]> review.fuel-infra Code Review - openstack-build/neutron-build.git/commitdiff
Make L2 DVR Agent start successfully without an active neutron server
authorBrian Haley <brian.haley@hp.com>
Thu, 25 Sep 2014 01:45:06 +0000 (21:45 -0400)
committerBrian Haley <brian.haley@hp.com>
Wed, 29 Oct 2014 14:37:56 +0000 (10:37 -0400)
If the L2 Agent is started before the neutron controller
is available, it will fail to obtain its unique DVR MAC
address, and fall-back to operate in non-DVR mode
permanently.

This fix does two things:
1. Makes the L2 Agent attempt to retry obtaining a DVR MAC
address up to five times on initialization, which should be
enough time for RPC to be successful.  On failure, it will
fall back to non-DVR mode, ensuring that basic switching
continues to be functional.

2. Correctly obtains the current operating mode of the
L2 Agent in _report_state(), instead of only reporting
the configured state.  This operating mode is carried
in 'in_distributed_mode' attribute of agent state, and
is separate from the existing enable_distributed_routing
static config that is already sent.

Change-Id: I5fd9bf4163eafa321c5fca7ffb7901ae289f323b
Closes-bug: #1364215

neutron/plugins/openvswitch/agent/ovs_dvr_neutron_agent.py
neutron/plugins/openvswitch/agent/ovs_neutron_agent.py
neutron/tests/unit/openvswitch/test_ovs_neutron_agent.py

index 3d89fe0b199f3631550c6adb34a6bf805c3373cf..624ae2368c7adaa48752fb7bfdd1e588f145700b 100644 (file)
 #    under the License.
 
 
+from oslo import messaging
+
 from neutron.api.rpc.handlers import dvr_rpc
 from neutron.common import constants as n_const
+from neutron.common import rpc as n_rpc
 from neutron.common import utils as n_utils
+from neutron.openstack.common import excutils
+from neutron.openstack.common.gettextutils import _LE, _LW, _LI
 from neutron.openstack.common import log as logging
 from neutron.plugins.openvswitch.common import constants
 
@@ -118,50 +123,81 @@ class OVSDVRNeutronAgent(dvr_rpc.DVRAgentRpcApiMixin):
                  enable_distributed_routing=False):
         self.context = context
         self.plugin_rpc = plugin_rpc
-        self.int_br = integ_br
-        self.tun_br = tun_br
-        self.patch_int_ofport = patch_int_ofport
-        self.patch_tun_ofport = patch_tun_ofport
         self.host = host
         self.enable_tunneling = enable_tunneling
         self.enable_distributed_routing = enable_distributed_routing
+        self.reset_ovs_parameters(integ_br, tun_br,
+                                  patch_int_ofport, patch_tun_ofport)
+        self.reset_dvr_parameters()
+        self.dvr_mac_address = None
+        if self.enable_tunneling and self.enable_distributed_routing:
+            self.get_dvr_mac_address()
 
     def reset_ovs_parameters(self, integ_br, tun_br,
                              patch_int_ofport, patch_tun_ofport):
         '''Reset the openvswitch parameters'''
-        if not (self.enable_tunneling and self.enable_distributed_routing):
-            return
         self.int_br = integ_br
         self.tun_br = tun_br
         self.patch_int_ofport = patch_int_ofport
         self.patch_tun_ofport = patch_tun_ofport
 
-    def setup_dvr_flows_on_integ_tun_br(self):
-        '''Setup up initial dvr flows into br-int and br-tun'''
-        if not (self.enable_tunneling and self.enable_distributed_routing):
-            return
-        LOG.debug("L2 Agent operating in DVR Mode")

### Short problem 1
Give the lines of the listing below, from its first line through the line containing "header-diff-size: Diff size", as a JSON list of strings, one per line, with blank lines omitted.

### Records to process
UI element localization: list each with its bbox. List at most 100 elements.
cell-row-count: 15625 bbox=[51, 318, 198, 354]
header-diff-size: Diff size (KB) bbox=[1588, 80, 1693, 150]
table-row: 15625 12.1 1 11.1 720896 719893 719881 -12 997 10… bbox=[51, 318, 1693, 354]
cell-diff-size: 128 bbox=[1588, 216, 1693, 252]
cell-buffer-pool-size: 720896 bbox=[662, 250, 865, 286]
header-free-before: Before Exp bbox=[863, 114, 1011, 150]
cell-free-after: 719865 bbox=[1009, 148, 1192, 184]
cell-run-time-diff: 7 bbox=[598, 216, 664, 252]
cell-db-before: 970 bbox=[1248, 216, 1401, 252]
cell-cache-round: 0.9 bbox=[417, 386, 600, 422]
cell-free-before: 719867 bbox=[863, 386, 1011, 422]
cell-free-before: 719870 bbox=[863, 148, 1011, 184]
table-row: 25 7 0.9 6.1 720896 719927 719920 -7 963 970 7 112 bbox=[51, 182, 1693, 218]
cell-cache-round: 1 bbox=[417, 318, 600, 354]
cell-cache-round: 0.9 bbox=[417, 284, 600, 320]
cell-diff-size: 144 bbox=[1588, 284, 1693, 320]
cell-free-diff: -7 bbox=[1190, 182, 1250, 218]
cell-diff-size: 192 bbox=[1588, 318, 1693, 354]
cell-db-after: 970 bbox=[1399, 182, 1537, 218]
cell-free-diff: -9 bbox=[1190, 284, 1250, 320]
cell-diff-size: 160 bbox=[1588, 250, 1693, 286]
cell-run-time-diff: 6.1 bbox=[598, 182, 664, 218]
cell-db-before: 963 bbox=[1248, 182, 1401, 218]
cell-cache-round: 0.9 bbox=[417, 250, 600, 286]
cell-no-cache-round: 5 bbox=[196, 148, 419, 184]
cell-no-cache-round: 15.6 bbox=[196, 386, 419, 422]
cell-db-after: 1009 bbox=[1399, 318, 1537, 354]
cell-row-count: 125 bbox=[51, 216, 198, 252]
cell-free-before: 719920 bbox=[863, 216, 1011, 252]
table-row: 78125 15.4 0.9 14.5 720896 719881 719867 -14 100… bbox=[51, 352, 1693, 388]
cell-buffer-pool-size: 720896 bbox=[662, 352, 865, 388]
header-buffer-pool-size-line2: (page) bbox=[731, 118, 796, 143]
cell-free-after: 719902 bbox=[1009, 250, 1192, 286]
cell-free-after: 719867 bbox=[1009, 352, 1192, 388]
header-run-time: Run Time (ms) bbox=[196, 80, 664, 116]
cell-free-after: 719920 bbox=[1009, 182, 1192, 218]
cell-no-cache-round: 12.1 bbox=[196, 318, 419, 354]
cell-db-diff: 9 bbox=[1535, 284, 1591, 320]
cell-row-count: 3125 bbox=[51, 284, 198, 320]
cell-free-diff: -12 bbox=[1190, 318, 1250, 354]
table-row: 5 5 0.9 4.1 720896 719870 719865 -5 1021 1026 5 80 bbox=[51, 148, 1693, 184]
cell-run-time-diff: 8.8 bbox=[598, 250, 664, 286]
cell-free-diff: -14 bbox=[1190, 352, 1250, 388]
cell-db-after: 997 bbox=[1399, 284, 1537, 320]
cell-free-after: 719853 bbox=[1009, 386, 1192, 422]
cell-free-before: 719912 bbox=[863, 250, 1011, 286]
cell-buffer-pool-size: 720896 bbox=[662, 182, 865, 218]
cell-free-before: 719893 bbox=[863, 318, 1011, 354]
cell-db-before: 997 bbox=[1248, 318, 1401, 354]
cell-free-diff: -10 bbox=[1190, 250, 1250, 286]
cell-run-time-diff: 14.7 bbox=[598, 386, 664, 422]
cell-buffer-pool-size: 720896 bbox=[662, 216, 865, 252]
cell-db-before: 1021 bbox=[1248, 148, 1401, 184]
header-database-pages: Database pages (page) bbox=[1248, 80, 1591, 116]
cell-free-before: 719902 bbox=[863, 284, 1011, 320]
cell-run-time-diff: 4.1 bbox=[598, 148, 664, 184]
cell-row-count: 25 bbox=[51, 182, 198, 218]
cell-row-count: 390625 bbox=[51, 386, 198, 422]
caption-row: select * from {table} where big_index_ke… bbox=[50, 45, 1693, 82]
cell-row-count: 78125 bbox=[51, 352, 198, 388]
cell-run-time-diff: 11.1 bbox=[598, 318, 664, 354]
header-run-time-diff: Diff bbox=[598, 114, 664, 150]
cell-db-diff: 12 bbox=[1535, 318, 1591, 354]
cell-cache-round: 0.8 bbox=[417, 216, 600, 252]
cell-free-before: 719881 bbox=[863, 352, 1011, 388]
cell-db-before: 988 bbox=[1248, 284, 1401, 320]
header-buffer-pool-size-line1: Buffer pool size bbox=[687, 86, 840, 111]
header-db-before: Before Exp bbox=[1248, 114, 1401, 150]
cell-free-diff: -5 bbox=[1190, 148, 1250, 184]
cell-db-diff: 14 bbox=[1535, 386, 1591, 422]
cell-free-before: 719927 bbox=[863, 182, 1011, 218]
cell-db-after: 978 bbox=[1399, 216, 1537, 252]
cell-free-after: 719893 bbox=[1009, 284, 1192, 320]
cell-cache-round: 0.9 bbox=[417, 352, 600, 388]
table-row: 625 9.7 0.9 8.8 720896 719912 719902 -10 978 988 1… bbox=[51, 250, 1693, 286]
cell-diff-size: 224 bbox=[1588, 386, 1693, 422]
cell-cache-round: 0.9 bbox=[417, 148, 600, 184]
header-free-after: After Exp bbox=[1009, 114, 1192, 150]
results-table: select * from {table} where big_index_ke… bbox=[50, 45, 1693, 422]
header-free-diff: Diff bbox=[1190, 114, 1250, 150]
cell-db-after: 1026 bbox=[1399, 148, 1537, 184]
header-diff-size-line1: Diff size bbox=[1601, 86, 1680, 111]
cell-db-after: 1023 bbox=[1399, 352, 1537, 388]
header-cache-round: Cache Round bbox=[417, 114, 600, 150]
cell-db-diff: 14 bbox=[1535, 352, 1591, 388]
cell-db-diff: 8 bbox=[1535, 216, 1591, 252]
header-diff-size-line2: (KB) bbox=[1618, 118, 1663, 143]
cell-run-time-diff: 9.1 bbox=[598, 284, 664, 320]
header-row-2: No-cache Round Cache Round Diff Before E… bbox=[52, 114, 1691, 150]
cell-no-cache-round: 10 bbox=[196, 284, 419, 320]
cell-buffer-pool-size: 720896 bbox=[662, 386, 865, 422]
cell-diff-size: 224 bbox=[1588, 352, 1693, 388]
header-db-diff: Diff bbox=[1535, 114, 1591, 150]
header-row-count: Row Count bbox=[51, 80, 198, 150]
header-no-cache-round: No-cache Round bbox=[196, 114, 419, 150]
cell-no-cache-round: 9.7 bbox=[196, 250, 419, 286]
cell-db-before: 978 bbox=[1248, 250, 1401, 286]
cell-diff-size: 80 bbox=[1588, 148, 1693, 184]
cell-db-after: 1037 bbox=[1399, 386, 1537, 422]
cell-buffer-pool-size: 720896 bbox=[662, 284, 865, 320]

### Short problem 2
Take the commit diff for the L2 DVR agent startup fix further, continuing from the point where it stops.

### Reply 1
[
  "UI element localization: list each with its bbox. List at most 100 elements.",
  "cell-row-count: 15625 bbox=[51, 318, 198, 354]",
  "header-diff-size: Diff size (KB) bbox=[1588, 80, 1693, 150]"
]

### Reply 2
-        self.dvr_mac_address = None
+    def reset_dvr_parameters(self):
+        '''Reset the DVR parameters'''
         self.local_dvr_map = {}
         self.local_csnat_map = {}
         self.local_ports = {}
         self.registered_dvr_macs = set()
-        # get the local DVR MAC Address
+
+    def get_dvr_mac_address(self):
         try:
-            details = self.plugin_rpc.get_dvr_mac_address_by_host(
-                self.context, self.host)
-            LOG.debug("L2 Agent DVR: Received response for "
-                      "get_dvr_mac_address_by_host() from "
-                      "plugin: %r", details)
-            self.dvr_mac_address = details['mac_address']
-        except Exception:
-            LOG.error(_("DVR: Failed to obtain local DVR Mac address"))
-            self.enable_distributed_routing = False
+            self.get_dvr_mac_address_with_retry()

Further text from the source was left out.